=== GIVEN RECORDS ===

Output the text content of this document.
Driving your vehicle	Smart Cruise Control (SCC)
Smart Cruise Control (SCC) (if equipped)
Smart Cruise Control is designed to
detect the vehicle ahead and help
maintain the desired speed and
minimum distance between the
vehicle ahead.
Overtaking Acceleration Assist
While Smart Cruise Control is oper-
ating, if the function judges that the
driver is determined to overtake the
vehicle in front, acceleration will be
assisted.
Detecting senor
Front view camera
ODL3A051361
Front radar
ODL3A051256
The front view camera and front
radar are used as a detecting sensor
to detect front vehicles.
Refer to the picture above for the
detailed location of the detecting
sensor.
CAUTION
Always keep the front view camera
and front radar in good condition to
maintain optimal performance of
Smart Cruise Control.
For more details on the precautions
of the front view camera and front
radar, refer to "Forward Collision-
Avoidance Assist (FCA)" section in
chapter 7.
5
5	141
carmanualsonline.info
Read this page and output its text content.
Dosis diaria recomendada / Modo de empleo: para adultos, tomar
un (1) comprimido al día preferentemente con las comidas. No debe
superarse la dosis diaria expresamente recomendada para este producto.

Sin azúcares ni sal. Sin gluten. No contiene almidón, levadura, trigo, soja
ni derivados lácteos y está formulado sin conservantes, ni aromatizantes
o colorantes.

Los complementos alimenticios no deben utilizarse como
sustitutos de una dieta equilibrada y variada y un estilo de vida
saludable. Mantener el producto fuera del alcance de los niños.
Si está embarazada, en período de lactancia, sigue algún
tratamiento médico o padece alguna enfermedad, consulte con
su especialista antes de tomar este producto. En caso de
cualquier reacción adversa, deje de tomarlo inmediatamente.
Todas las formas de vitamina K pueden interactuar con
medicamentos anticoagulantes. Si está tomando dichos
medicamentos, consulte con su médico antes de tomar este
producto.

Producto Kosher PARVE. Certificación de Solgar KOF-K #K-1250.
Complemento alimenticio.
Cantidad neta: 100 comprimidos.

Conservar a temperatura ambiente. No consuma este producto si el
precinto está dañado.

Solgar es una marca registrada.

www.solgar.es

===

#### EXERCISE:
Scan the listing above for the word "this" and show each line where it is found.

#### TASK SOLUTION:
Output the text content of this document.
Read this page and output its text content.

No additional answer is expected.